Restate the listing below word for word, omitting any images.

[BEGIN RECORDS FOR THIS EXERCISE]

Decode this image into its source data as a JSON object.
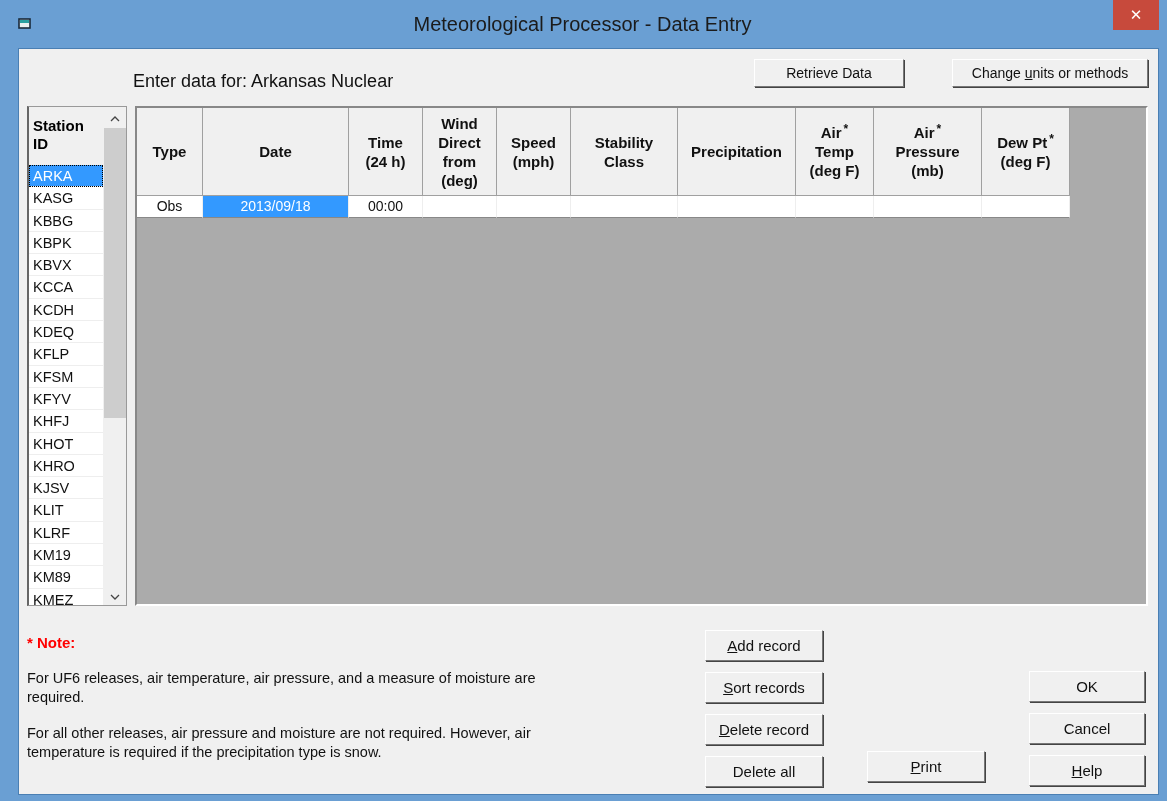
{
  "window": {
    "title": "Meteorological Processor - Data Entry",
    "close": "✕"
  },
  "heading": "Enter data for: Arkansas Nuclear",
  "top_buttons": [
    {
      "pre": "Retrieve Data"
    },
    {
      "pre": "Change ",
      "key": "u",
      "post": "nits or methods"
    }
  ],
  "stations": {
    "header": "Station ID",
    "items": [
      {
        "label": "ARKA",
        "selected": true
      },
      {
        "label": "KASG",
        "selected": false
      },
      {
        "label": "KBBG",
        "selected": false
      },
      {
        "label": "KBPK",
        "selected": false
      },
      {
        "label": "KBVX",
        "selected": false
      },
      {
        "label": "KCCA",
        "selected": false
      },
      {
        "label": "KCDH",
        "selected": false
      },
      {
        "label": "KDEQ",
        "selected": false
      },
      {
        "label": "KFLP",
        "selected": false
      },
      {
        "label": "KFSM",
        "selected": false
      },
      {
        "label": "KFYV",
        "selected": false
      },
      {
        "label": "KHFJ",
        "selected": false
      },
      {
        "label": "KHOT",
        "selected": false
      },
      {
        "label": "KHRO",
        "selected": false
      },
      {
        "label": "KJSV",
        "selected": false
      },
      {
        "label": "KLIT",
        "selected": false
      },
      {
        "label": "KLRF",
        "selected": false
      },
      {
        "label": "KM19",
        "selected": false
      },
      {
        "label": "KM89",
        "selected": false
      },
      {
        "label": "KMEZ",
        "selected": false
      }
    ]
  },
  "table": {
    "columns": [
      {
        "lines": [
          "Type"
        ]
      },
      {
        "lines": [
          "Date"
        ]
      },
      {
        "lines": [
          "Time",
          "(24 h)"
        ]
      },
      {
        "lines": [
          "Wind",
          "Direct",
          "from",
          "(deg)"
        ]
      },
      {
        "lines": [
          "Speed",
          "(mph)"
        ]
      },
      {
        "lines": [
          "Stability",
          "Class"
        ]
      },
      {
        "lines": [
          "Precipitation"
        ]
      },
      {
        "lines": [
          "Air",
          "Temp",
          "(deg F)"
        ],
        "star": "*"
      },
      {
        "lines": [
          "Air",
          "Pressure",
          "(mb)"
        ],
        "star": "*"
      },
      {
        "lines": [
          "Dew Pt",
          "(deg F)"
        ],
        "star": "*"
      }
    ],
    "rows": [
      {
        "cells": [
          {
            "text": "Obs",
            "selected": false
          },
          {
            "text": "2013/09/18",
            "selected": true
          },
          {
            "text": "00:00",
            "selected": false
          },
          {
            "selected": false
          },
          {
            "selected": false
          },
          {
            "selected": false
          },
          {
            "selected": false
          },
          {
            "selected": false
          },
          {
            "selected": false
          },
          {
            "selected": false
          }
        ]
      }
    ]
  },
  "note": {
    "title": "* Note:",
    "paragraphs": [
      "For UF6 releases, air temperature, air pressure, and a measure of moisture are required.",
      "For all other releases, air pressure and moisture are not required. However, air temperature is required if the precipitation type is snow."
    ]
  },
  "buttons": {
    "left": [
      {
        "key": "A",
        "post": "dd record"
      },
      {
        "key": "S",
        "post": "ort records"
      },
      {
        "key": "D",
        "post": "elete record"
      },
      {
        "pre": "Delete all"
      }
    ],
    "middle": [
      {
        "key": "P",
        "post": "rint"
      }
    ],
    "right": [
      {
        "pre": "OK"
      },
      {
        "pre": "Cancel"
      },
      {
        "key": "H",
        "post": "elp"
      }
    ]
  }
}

[END RECORDS FOR THIS EXERCISE]

**WRITTEN SOLUTION:**
Decode this image into its source data as a JSON object.
{
  "window": {
    "title": "Meteorological Processor - Data Entry",
    "close": "✕"
  },
  "heading": "Enter data for: Arkansas Nuclear",
  "top_buttons": [
    {
      "pre": "Retrieve Data"
    },
    {
      "pre": "Change ",
      "key": "u",
      "post": "nits or methods"
    }
  ],
  "stations": {
    "header": "Station ID",
    "items": [
      {
        "label": "ARKA",
        "selected": true
      },
      {
        "label": "KASG",
        "selected": false
      },
      {
        "label": "KBBG",
        "selected": false
      },
      {
        "label": "KBPK",
        "selected": false
      },
      {
        "label": "KBVX",
        "selected": false
      },
      {
        "label": "KCCA",
        "selected": false
      },
      {
        "label": "KCDH",
        "selected": false
      },
      {
        "label": "KDEQ",
        "selected": false
      },
      {
        "label": "KFLP",
        "selected": false
      },
      {
        "label": "KFSM",
        "selected": false
      },
      {
        "label": "KFYV",
        "selected": false
      },
      {
        "label": "KHFJ",
        "selected": false
      },
      {
        "label": "KHOT",
        "selected": false
      },
      {
        "label": "KHRO",
        "selected": false
      },
      {
        "label": "KJSV",
        "selected": false
      },
      {
        "label": "KLIT",
        "selected": false
      },
      {
        "label": "KLRF",
        "selected": false
      },
      {
        "label": "KM19",
        "selected": false
      },
      {
        "label": "KM89",
        "selected": false
      },
      {
        "label": "KMEZ",
        "selected": false
      }
    ]
  },
  "table": {
    "columns": [
      {
        "lines": [
          "Type"
        ]
      },
      {
        "lines": [
          "Date"
        ]
      },
      {
        "lines": [
          "Time",
          "(24 h)"
        ]
      },
      {
        "lines": [
          "Wind",
          "Direct",
          "from",
          "(deg)"
        ]
      },
      {
        "lines": [
          "Speed",
          "(mph)"
        ]
      },
      {
        "lines": [
          "Stability",
          "Class"
        ]
      },
      {
        "lines": [
          "Precipitation"
        ]
      },
      {
        "lines": [
          "Air",
          "Temp",
          "(deg F)"
        ],
        "star": "*"
      },
      {
        "lines": [
          "Air",
          "Pressure",
          "(mb)"
        ],
        "star": "*"
      },
      {
        "lines": [
          "Dew Pt",
          "(deg F)"
        ],
        "star": "*"
      }
    ],
    "rows": [
      {
        "cells": [
          {
            "text": "Obs",
            "selected": false
          },
          {
            "text": "2013/09/18",
            "selected": true
          },
          {
            "text": "00:00",
            "selected": false
          },
          {
            "selected": false
          },
          {
            "selected": false
          },
          {
            "selected": false
          },
          {
            "selected": false
          },
          {
            "selected": false
          },
          {
            "selected": false
          },
          {
            "selected": false
          }
        ]
      }
    ]
  },
  "note": {
    "title": "* Note:",
    "paragraphs": [
      "For UF6 releases, air temperature, air pressure, and a measure of moisture are required.",
      "For all other releases, air pressure and moisture are not required. However, air temperature is required if the precipitation type is snow."
    ]
  },
  "buttons": {
    "left": [
      {
        "key": "A",
        "post": "dd record"
      },
      {
        "key": "S",
        "post": "ort records"
      },
      {
        "key": "D",
        "post": "elete record"
      },
      {
        "pre": "Delete all"
      }
    ],
    "middle": [
      {
        "key": "P",
        "post": "rint"
      }
    ],
    "right": [
      {
        "pre": "OK"
      },
      {
        "pre": "Cancel"
      },
      {
        "key": "H",
        "post": "elp"
      }
    ]
  }
}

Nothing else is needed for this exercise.